[Given task]: Copy every line of the records below verbatim, omitting the picture.

[Given records]:
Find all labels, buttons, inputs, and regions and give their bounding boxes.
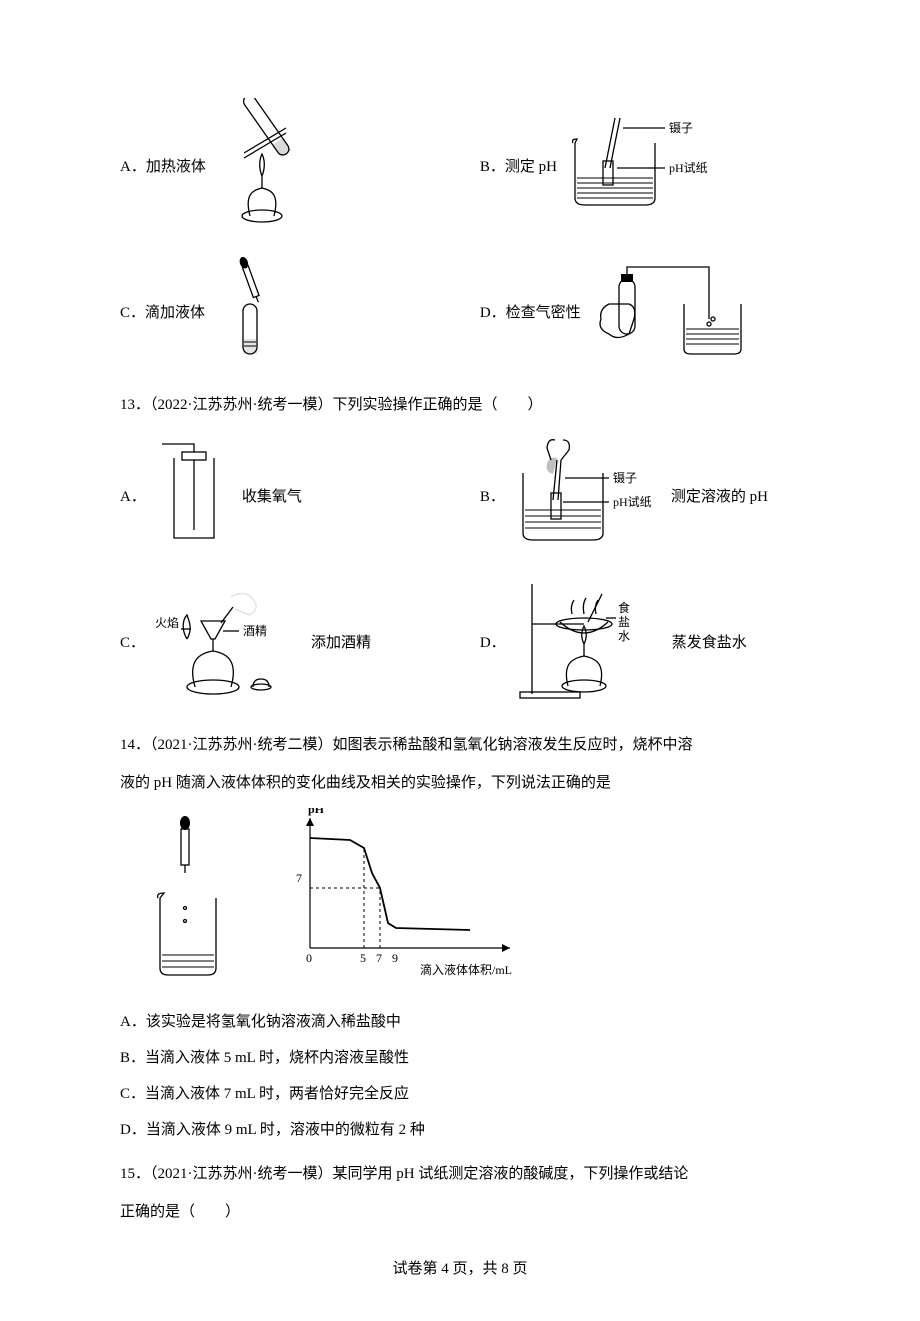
q13-opt-d: D． [470, 574, 800, 712]
ph-paper-label: pH试纸 [669, 160, 708, 175]
q14-stem-1: 14．（2021·江苏苏州·统考二模）如图表示稀盐酸和氢氧化钠溶液发生反应时，烧… [120, 730, 800, 760]
q14-opt-a: A．该实验是将氢氧化钠溶液滴入稀盐酸中 [120, 1007, 800, 1037]
q14-figure-row: pH滴入液体体积/mL05797 [120, 808, 800, 991]
ph-curve-chart: pH滴入液体体积/mL05797 [270, 808, 570, 991]
heating-liquid-diagram [214, 98, 324, 236]
svg-text:0: 0 [306, 951, 312, 965]
q13-opt-c: C． 火焰 酒精 添加酒 [120, 579, 450, 707]
q15-stem-2: 正确的是（ ） [120, 1197, 800, 1227]
q13-opt-a: A． 收集氧气 [120, 438, 450, 556]
svg-text:5: 5 [360, 951, 366, 965]
dropper-diagram [213, 254, 283, 372]
q14-opt-c: C．当滴入液体 7 mL 时，两者恰好完全反应 [120, 1079, 800, 1109]
svg-text:食: 食 [618, 600, 630, 615]
tweezers-label: 镊子 [669, 121, 693, 135]
q14-stem-2: 液的 pH 随滴入液体体积的变化曲线及相关的实验操作，下列说法正确的是 [120, 768, 800, 798]
q12-opt-b: B．测定 pH 镊子 pH试纸 [470, 113, 800, 221]
q13-row-cd: C． 火焰 酒精 添加酒 [120, 574, 800, 712]
q13-b-caption: 测定溶液的 pH [671, 485, 768, 509]
q13-a-label: A． [120, 485, 146, 509]
collect-o2-diagram [154, 438, 234, 556]
svg-text:盐: 盐 [618, 615, 630, 629]
page-footer: 试卷第 4 页，共 8 页 [120, 1257, 800, 1281]
q13-d-label: D． [480, 631, 506, 655]
svg-text:7: 7 [296, 871, 302, 885]
svg-text:7: 7 [376, 951, 382, 965]
svg-text:酒精: 酒精 [243, 624, 267, 638]
svg-text:镊子: 镊子 [613, 471, 637, 485]
svg-text:水: 水 [618, 629, 630, 643]
q13-c-label: C． [120, 631, 145, 655]
q12-d-label: D．检查气密性 [480, 301, 581, 325]
q15-stem-1: 15．（2021·江苏苏州·统考一模）某同学用 pH 试纸测定溶液的酸碱度，下列… [120, 1159, 800, 1189]
svg-text:火焰: 火焰 [155, 615, 179, 630]
q12-b-label: B．测定 pH [480, 155, 557, 179]
q13-a-caption: 收集氧气 [242, 485, 302, 509]
svg-text:pH试纸: pH试纸 [613, 494, 652, 509]
q13-row-ab: A． 收集氧气 B． [120, 438, 800, 556]
q13-b-label: B． [480, 485, 505, 509]
svg-text:9: 9 [392, 951, 398, 965]
q13-d-caption: 蒸发食盐水 [672, 631, 747, 655]
q12-a-label: A．加热液体 [120, 155, 206, 179]
q13-stem: 13．（2022·江苏苏州·统考一模）下列实验操作正确的是（ ） [120, 390, 800, 420]
ph-measure-diagram: 镊子 pH试纸 [565, 113, 745, 221]
q12-c-label: C．滴加液体 [120, 301, 205, 325]
svg-text:pH: pH [308, 808, 325, 816]
q12-opt-a: A．加热液体 [120, 98, 450, 236]
q13-opt-b: B． 镊子 pH试纸 测定溶液的 pH [470, 438, 800, 556]
evaporate-diagram: 食 盐 水 [514, 574, 664, 712]
q14-opt-d: D．当滴入液体 9 mL 时，溶液中的微粒有 2 种 [120, 1115, 800, 1145]
q12-row-ab: A．加热液体 B．测定 pH [120, 98, 800, 236]
add-alcohol-diagram: 火焰 酒精 [153, 579, 303, 707]
q12-row-cd: C．滴加液体 D．检查气密性 [120, 254, 800, 372]
q13-c-caption: 添加酒精 [311, 631, 371, 655]
svg-text:滴入液体体积/mL: 滴入液体体积/mL [420, 962, 512, 977]
q12-opt-c: C．滴加液体 [120, 254, 450, 372]
q14-opt-b: B．当滴入液体 5 mL 时，烧杯内溶液呈酸性 [120, 1043, 800, 1073]
airtight-check-diagram [589, 259, 769, 367]
ph-measure-diagram-2: 镊子 pH试纸 [513, 438, 663, 556]
beaker-dropper-diagram [150, 813, 230, 991]
q12-opt-d: D．检查气密性 [470, 259, 800, 367]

[Response below]:
Find all labels, buttons, inputs, and regions and give their bounding boxes.
q13-opt-d: D． [470, 574, 800, 712]
ph-paper-label: pH试纸 [669, 160, 708, 175]
q14-stem-1: 14．（2021·江苏苏州·统考二模）如图表示稀盐酸和氢氧化钠溶液发生反应时，烧… [120, 730, 800, 760]
q14-opt-a: A．该实验是将氢氧化钠溶液滴入稀盐酸中 [120, 1007, 800, 1037]
q14-figure-row: pH滴入液体体积/mL05797 [120, 808, 800, 991]
ph-curve-chart: pH滴入液体体积/mL05797 [270, 808, 570, 991]
heating-liquid-diagram [214, 98, 324, 236]
svg-text:0: 0 [306, 951, 312, 965]
q13-opt-c: C． 火焰 酒精 添加酒 [120, 579, 450, 707]
q15-stem-2: 正确的是（ ） [120, 1197, 800, 1227]
q13-opt-a: A． 收集氧气 [120, 438, 450, 556]
svg-text:5: 5 [360, 951, 366, 965]
dropper-diagram [213, 254, 283, 372]
q14-opt-c: C．当滴入液体 7 mL 时，两者恰好完全反应 [120, 1079, 800, 1109]
svg-text:食: 食 [618, 600, 630, 615]
tweezers-label: 镊子 [669, 121, 693, 135]
q14-stem-2: 液的 pH 随滴入液体体积的变化曲线及相关的实验操作，下列说法正确的是 [120, 768, 800, 798]
q12-opt-b: B．测定 pH 镊子 pH试纸 [470, 113, 800, 221]
q13-row-cd: C． 火焰 酒精 添加酒 [120, 574, 800, 712]
q13-b-caption: 测定溶液的 pH [671, 485, 768, 509]
q13-a-label: A． [120, 485, 146, 509]
collect-o2-diagram [154, 438, 234, 556]
svg-text:盐: 盐 [618, 615, 630, 629]
page-footer: 试卷第 4 页，共 8 页 [120, 1257, 800, 1281]
q13-d-label: D． [480, 631, 506, 655]
svg-text:7: 7 [296, 871, 302, 885]
svg-text:7: 7 [376, 951, 382, 965]
svg-text:酒精: 酒精 [243, 624, 267, 638]
svg-text:镊子: 镊子 [613, 471, 637, 485]
svg-text:水: 水 [618, 629, 630, 643]
q13-c-label: C． [120, 631, 145, 655]
q12-d-label: D．检查气密性 [480, 301, 581, 325]
q15-stem-1: 15．（2021·江苏苏州·统考一模）某同学用 pH 试纸测定溶液的酸碱度，下列… [120, 1159, 800, 1189]
svg-text:火焰: 火焰 [155, 615, 179, 630]
q12-b-label: B．测定 pH [480, 155, 557, 179]
q13-a-caption: 收集氧气 [242, 485, 302, 509]
svg-text:pH试纸: pH试纸 [613, 494, 652, 509]
q13-row-ab: A． 收集氧气 B． [120, 438, 800, 556]
q13-b-label: B． [480, 485, 505, 509]
svg-text:9: 9 [392, 951, 398, 965]
q13-d-caption: 蒸发食盐水 [672, 631, 747, 655]
q12-a-label: A．加热液体 [120, 155, 206, 179]
q13-stem: 13．（2022·江苏苏州·统考一模）下列实验操作正确的是（ ） [120, 390, 800, 420]
ph-measure-diagram: 镊子 pH试纸 [565, 113, 745, 221]
q12-c-label: C．滴加液体 [120, 301, 205, 325]
svg-text:pH: pH [308, 808, 325, 816]
q12-opt-a: A．加热液体 [120, 98, 450, 236]
q13-opt-b: B． 镊子 pH试纸 测定溶液的 pH [470, 438, 800, 556]
evaporate-diagram: 食 盐 水 [514, 574, 664, 712]
q14-opt-d: D．当滴入液体 9 mL 时，溶液中的微粒有 2 种 [120, 1115, 800, 1145]
q12-row-ab: A．加热液体 B．测定 pH [120, 98, 800, 236]
add-alcohol-diagram: 火焰 酒精 [153, 579, 303, 707]
q12-row-cd: C．滴加液体 D．检查气密性 [120, 254, 800, 372]
q13-c-caption: 添加酒精 [311, 631, 371, 655]
svg-text:滴入液体体积/mL: 滴入液体体积/mL [420, 962, 512, 977]
q12-opt-c: C．滴加液体 [120, 254, 450, 372]
q14-opt-b: B．当滴入液体 5 mL 时，烧杯内溶液呈酸性 [120, 1043, 800, 1073]
airtight-check-diagram [589, 259, 769, 367]
ph-measure-diagram-2: 镊子 pH试纸 [513, 438, 663, 556]
beaker-dropper-diagram [150, 813, 230, 991]
q12-opt-d: D．检查气密性 [470, 259, 800, 367]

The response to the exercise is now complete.